* **GOAL OF THE EXERCISE**
Reproduce the records verbatim, from their first line through the line containing "y-tick-label: 3% [78, 118, 118, 147]", including both of those lines.

* **DATASET CONTENT**
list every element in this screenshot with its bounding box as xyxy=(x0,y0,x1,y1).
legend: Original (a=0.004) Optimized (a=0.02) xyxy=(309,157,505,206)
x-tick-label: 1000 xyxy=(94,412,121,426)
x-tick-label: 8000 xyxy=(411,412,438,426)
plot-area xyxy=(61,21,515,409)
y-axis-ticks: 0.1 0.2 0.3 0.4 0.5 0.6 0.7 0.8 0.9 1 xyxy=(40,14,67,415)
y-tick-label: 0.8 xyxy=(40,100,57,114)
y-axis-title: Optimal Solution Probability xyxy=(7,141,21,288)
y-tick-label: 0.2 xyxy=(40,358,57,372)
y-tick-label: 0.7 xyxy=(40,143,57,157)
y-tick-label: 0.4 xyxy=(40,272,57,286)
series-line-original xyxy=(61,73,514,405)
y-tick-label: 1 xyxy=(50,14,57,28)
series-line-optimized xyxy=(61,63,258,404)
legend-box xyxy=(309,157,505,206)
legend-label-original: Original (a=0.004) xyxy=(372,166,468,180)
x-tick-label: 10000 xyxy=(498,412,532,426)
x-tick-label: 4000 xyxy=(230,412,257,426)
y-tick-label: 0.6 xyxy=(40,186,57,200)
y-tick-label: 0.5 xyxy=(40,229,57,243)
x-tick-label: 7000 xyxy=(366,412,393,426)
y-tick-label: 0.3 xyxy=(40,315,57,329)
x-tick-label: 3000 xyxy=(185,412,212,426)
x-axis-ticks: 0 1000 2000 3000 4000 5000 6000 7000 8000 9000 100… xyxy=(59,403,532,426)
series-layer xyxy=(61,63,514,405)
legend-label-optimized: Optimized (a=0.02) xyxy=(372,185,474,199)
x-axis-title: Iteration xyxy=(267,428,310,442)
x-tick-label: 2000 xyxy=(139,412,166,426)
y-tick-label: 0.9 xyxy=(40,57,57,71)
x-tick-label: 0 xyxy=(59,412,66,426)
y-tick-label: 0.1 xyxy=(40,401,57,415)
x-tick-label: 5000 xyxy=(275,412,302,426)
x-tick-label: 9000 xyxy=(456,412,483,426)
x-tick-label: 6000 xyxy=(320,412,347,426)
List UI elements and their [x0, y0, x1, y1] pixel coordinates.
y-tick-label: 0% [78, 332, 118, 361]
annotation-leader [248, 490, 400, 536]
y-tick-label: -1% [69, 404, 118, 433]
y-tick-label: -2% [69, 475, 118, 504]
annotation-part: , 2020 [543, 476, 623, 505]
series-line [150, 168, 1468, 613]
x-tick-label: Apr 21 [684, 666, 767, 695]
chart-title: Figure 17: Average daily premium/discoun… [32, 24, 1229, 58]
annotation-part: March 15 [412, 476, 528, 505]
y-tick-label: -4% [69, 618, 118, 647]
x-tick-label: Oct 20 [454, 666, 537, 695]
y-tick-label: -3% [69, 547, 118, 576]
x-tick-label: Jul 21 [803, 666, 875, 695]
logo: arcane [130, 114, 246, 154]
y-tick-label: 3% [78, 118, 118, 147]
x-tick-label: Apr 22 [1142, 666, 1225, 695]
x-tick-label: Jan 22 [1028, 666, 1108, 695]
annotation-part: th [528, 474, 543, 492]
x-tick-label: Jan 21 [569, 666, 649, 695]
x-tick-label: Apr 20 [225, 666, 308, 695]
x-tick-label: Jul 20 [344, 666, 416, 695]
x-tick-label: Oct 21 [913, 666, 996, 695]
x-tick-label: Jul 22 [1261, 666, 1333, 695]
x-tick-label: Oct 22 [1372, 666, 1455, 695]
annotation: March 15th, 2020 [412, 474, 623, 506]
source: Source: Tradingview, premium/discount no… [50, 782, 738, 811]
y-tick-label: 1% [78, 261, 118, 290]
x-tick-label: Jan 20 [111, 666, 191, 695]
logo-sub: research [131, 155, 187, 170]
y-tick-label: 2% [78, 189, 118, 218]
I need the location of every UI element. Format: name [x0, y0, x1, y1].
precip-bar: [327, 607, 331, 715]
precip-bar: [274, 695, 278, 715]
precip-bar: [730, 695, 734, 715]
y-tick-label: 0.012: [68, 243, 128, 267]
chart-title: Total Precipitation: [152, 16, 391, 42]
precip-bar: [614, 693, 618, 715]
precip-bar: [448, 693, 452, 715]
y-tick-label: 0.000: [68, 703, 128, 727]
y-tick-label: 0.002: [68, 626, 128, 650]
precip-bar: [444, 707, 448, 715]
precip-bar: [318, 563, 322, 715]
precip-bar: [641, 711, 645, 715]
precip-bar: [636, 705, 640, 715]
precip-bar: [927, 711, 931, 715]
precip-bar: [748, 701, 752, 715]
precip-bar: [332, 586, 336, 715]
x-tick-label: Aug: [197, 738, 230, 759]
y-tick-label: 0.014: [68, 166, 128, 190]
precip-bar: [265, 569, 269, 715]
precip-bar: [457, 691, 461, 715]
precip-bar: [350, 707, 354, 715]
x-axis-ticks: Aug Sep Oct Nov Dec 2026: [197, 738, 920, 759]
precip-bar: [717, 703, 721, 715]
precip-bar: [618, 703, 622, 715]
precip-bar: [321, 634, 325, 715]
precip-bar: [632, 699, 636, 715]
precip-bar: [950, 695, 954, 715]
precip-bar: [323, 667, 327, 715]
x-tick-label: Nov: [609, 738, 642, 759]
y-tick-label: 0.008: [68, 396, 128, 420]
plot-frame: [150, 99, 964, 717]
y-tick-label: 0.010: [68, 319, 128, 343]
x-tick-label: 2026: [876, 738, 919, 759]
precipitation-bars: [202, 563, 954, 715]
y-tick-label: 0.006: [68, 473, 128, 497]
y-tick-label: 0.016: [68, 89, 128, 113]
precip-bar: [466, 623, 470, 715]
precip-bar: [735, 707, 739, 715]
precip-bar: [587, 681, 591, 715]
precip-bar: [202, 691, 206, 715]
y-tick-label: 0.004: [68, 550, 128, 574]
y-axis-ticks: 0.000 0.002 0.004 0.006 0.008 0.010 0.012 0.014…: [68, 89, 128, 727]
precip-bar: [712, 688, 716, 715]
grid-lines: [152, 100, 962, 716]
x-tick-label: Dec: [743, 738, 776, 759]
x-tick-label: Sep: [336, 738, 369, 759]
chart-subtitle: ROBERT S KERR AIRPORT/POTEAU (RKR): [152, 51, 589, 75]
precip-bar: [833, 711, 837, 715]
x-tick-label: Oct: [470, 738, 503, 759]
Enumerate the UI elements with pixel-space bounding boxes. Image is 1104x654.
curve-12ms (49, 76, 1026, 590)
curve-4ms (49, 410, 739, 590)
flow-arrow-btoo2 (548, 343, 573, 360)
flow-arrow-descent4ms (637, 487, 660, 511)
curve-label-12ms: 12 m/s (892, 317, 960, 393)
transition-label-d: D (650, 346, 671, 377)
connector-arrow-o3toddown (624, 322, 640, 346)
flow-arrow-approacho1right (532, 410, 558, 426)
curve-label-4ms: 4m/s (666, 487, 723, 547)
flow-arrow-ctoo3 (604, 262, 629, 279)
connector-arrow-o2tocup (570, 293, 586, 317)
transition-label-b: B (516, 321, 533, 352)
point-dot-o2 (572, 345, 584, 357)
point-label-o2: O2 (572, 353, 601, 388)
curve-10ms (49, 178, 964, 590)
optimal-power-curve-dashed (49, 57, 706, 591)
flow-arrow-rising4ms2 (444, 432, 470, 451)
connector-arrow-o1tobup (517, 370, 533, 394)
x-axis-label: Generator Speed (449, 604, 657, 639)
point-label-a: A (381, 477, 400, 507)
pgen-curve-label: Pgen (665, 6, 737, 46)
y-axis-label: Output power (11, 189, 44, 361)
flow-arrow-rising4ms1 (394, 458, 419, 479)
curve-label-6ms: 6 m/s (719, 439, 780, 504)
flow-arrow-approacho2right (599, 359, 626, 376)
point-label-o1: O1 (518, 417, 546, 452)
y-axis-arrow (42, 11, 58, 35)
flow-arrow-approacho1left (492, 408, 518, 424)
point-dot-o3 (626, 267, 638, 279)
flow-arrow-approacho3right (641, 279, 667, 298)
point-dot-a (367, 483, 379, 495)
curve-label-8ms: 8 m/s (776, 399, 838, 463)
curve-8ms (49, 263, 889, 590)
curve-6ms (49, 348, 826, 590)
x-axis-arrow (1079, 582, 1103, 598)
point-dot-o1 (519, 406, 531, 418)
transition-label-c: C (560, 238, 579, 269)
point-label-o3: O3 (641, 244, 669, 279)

* **FINAL RESULT**
list every element in this screenshot with its bounding box as xyxy=(x0,y0,x1,y1).
legend: Original (a=0.004) Optimized (a=0.02) xyxy=(309,157,505,206)
x-tick-label: 1000 xyxy=(94,412,121,426)
x-tick-label: 8000 xyxy=(411,412,438,426)
plot-area xyxy=(61,21,515,409)
y-axis-ticks: 0.1 0.2 0.3 0.4 0.5 0.6 0.7 0.8 0.9 1 xyxy=(40,14,67,415)
y-tick-label: 0.8 xyxy=(40,100,57,114)
y-axis-title: Optimal Solution Probability xyxy=(7,141,21,288)
y-tick-label: 0.2 xyxy=(40,358,57,372)
y-tick-label: 0.7 xyxy=(40,143,57,157)
y-tick-label: 0.4 xyxy=(40,272,57,286)
series-line-original xyxy=(61,73,514,405)
y-tick-label: 1 xyxy=(50,14,57,28)
series-line-optimized xyxy=(61,63,258,404)
legend-box xyxy=(309,157,505,206)
legend-label-original: Original (a=0.004) xyxy=(372,166,468,180)
x-tick-label: 10000 xyxy=(498,412,532,426)
x-tick-label: 4000 xyxy=(230,412,257,426)
y-tick-label: 0.6 xyxy=(40,186,57,200)
y-tick-label: 0.5 xyxy=(40,229,57,243)
x-tick-label: 7000 xyxy=(366,412,393,426)
y-tick-label: 0.3 xyxy=(40,315,57,329)
x-tick-label: 3000 xyxy=(185,412,212,426)
x-axis-ticks: 0 1000 2000 3000 4000 5000 6000 7000 8000 9000 100… xyxy=(59,403,532,426)
series-layer xyxy=(61,63,514,405)
legend-label-optimized: Optimized (a=0.02) xyxy=(372,185,474,199)
x-axis-title: Iteration xyxy=(267,428,310,442)
x-tick-label: 2000 xyxy=(139,412,166,426)
y-tick-label: 0.9 xyxy=(40,57,57,71)
x-tick-label: 0 xyxy=(59,412,66,426)
y-tick-label: 0.1 xyxy=(40,401,57,415)
x-tick-label: 5000 xyxy=(275,412,302,426)
x-tick-label: 9000 xyxy=(456,412,483,426)
x-tick-label: 6000 xyxy=(320,412,347,426)
List UI elements and their [x0, y0, x1, y1] pixel coordinates.
y-tick-label: 0% [78, 332, 118, 361]
annotation-leader [248, 490, 400, 536]
y-tick-label: -1% [69, 404, 118, 433]
y-tick-label: -2% [69, 475, 118, 504]
annotation-part: , 2020 [543, 476, 623, 505]
series-line [150, 168, 1468, 613]
x-tick-label: Apr 21 [684, 666, 767, 695]
chart-title: Figure 17: Average daily premium/discoun… [32, 24, 1229, 58]
annotation-part: March 15 [412, 476, 528, 505]
y-tick-label: -4% [69, 618, 118, 647]
x-tick-label: Oct 20 [454, 666, 537, 695]
y-tick-label: -3% [69, 547, 118, 576]
x-tick-label: Jul 21 [803, 666, 875, 695]
logo: arcane [130, 114, 246, 154]
y-tick-label: 3% [78, 118, 118, 147]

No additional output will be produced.